## [Job]
Which lines in the records below contain the word "Menus"? Copy each one out.

## [Material provided]
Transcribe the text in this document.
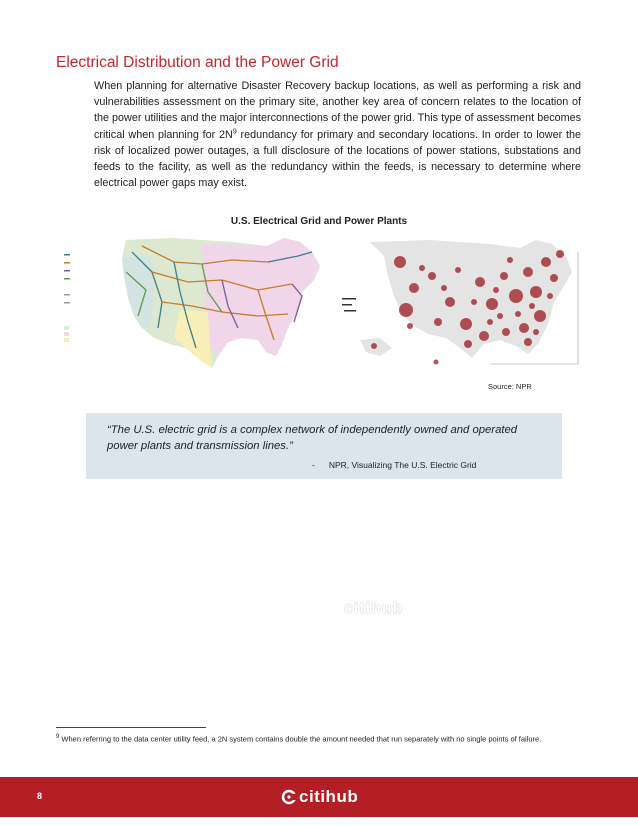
Electrical Distribution and the Power Grid
When planning for alternative Disaster Recovery backup locations, as well as performing a risk and vulnerabilities assessment on the primary site, another key area of concern relates to the location of the power utilities and the major interconnections of the power grid. This type of assessment becomes critical when planning for $2N^9$ redundancy for primary and secondary locations. In order to lower the risk of localized power outages, a full disclosure of the locations of power stations, substations and feeds to the facility, as well as the redundancy within the feeds, is necessary to determine where electrical power gaps may exist.
U.S. Electrical Grid and Power Plants
Source: NPR
“The U.S. electric grid is a complex network of independently owned and operated power plants and transmission lines.”
- NPR, Visualizing The U.S. Electric Grid
citihub
$^9$ When referring to the data center utility feed, a 2N system contains double the amount needed that run separately with no single points of failure.
8	citihub
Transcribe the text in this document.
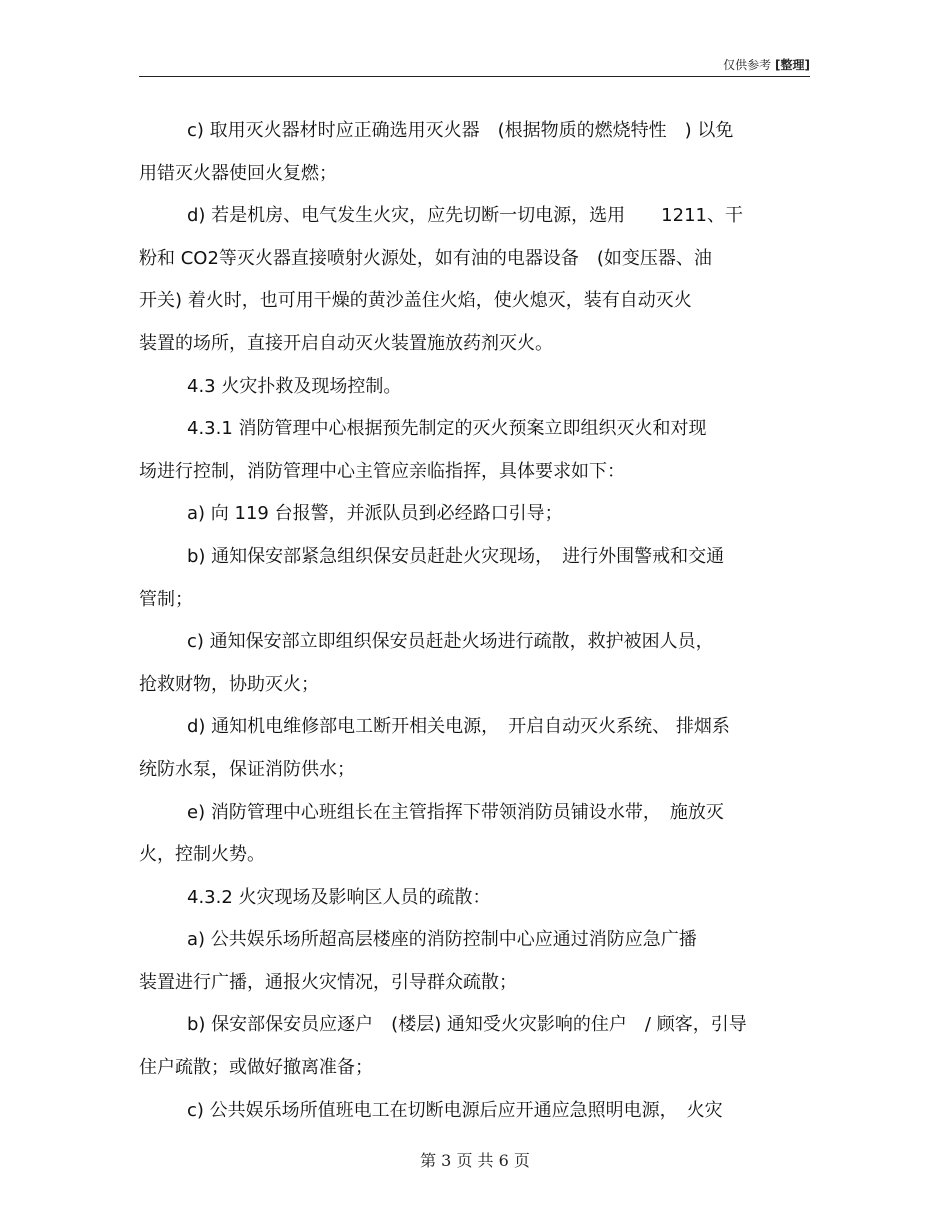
仅供参考 [整理]
c) 取用灭火器材时应正确选用灭火器　(根据物质的燃烧特性　) 以免
用错灭火器使回火复燃；
d) 若是机房、电气发生火灾，应先切断一切电源，选用　　1211、干
粉和 CO2等灭火器直接喷射火源处，如有油的电器设备　(如变压器、油
开关) 着火时，也可用干燥的黄沙盖住火焰，使火熄灭，装有自动灭火
装置的场所，直接开启自动灭火装置施放药剂灭火。
4.3 火灾扑救及现场控制。
4.3.1 消防管理中心根据预先制定的灭火预案立即组织灭火和对现
场进行控制，消防管理中心主管应亲临指挥，具体要求如下：
a) 向 119 台报警，并派队员到必经路口引导；
b) 通知保安部紧急组织保安员赶赴火灾现场，　进行外围警戒和交通
管制；
c) 通知保安部立即组织保安员赶赴火场进行疏散，救护被困人员，
抢救财物，协助灭火；
d) 通知机电维修部电工断开相关电源，　开启自动灭火系统、 排烟系
统防水泵，保证消防供水；
e) 消防管理中心班组长在主管指挥下带领消防员铺设水带，　施放灭
火，控制火势。
4.3.2 火灾现场及影响区人员的疏散：
a) 公共娱乐场所超高层楼座的消防控制中心应通过消防应急广播
装置进行广播，通报火灾情况，引导群众疏散；
b) 保安部保安员应逐户　(楼层) 通知受火灾影响的住户　/ 顾客，引导
住户疏散；或做好撤离准备；
c) 公共娱乐场所值班电工在切断电源后应开通应急照明电源，　火灾
第 3 页 共 6 页
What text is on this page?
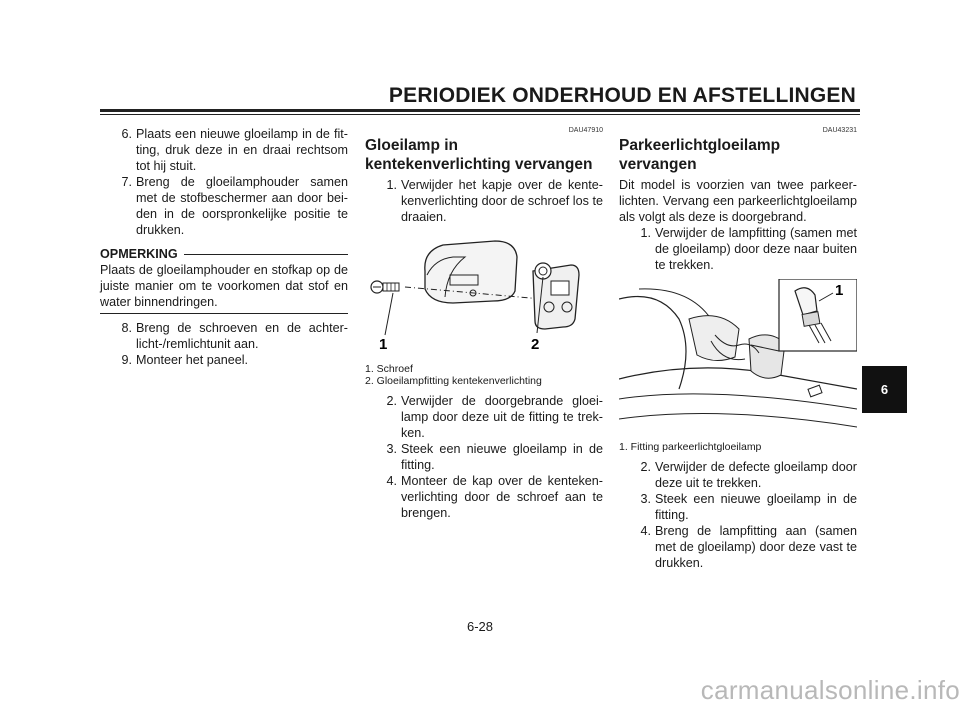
PERIODIEK ONDERHOUD EN AFSTELLINGEN
6
6. Plaats een nieuwe gloeilamp in de fitting, druk deze in en draai rechtsom tot hij stuit.
7. Breng de gloeilamphouder samen met de stofbeschermer aan door beiden in de oorspronkelijke positie te drukken.
OPMERKING
Plaats de gloeilamphouder en stofkap op de juiste manier om te voorkomen dat stof en water binnendringen.
8. Breng de schroeven en de achterlicht-/remlichtunit aan.
9. Monteer het paneel.
DAU47910
Gloeilamp in kentekenverlichting vervangen
1. Verwijder het kapje over de kentekenverlichting door de schroef los te draaien.
1	2
1. Schroef
2. Gloeilampfitting kentekenverlichting
2. Verwijder de doorgebrande gloeilamp door deze uit de fitting te trekken.
3. Steek een nieuwe gloeilamp in de fitting.
4. Monteer de kap over de kentekenverlichting door de schroef aan te brengen.
DAU43231
Parkeerlichtgloeilamp vervangen
Dit model is voorzien van twee parkeerlichten. Vervang een parkeerlichtgloeilamp als volgt als deze is doorgebrand.
1. Verwijder de lampfitting (samen met de gloeilamp) door deze naar buiten te trekken.
1
1. Fitting parkeerlichtgloeilamp
2. Verwijder de defecte gloeilamp door deze uit te trekken.
3. Steek een nieuwe gloeilamp in de fitting.
4. Breng de lampfitting aan (samen met de gloeilamp) door deze vast te drukken.
6-28
carmanualsonline.info
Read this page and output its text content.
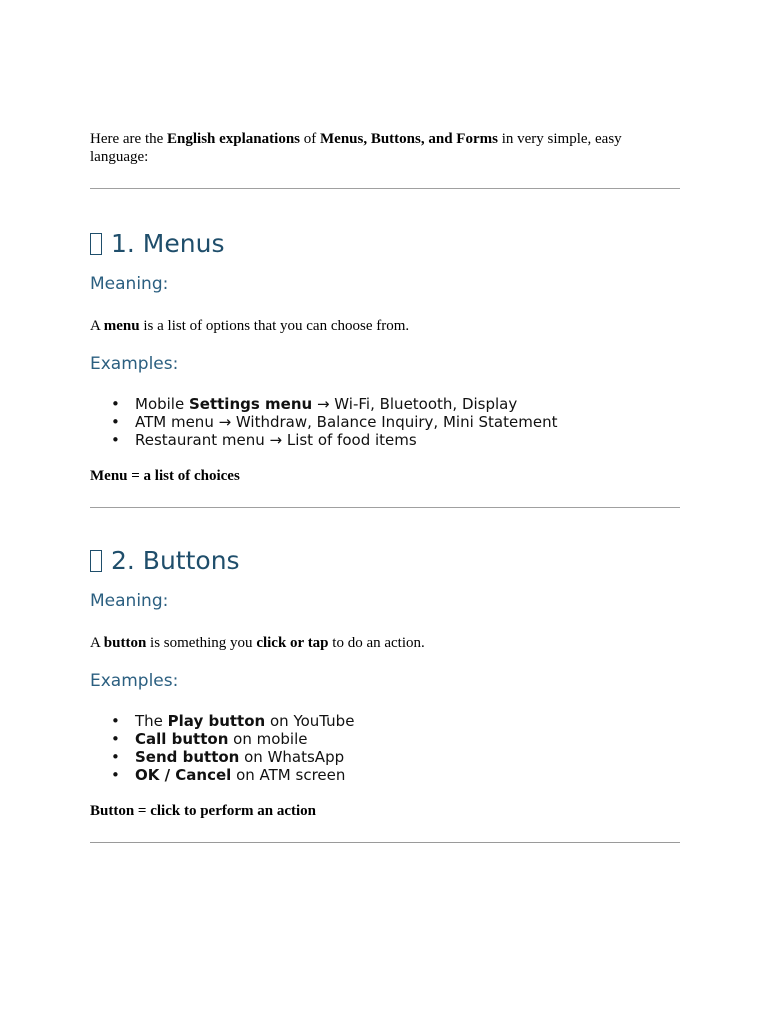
Here are the English explanations of Menus, Buttons, and Forms in very simple, easy language:

1. Menus
Meaning:

A menu is a list of options that you can choose from.

Examples:
• Mobile Settings menu → Wi-Fi, Bluetooth, Display
• ATM menu → Withdraw, Balance Inquiry, Mini Statement
• Restaurant menu → List of food items

Menu = a list of choices

2. Buttons
Meaning:

A button is something you click or tap to do an action.

Examples:
• The Play button on YouTube
• Call button on mobile
• Send button on WhatsApp
• OK / Cancel on ATM screen

Button = click to perform an action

## [Expected output]
Here are the English explanations of Menus, Buttons, and Forms in very simple, easy language:
1. Menus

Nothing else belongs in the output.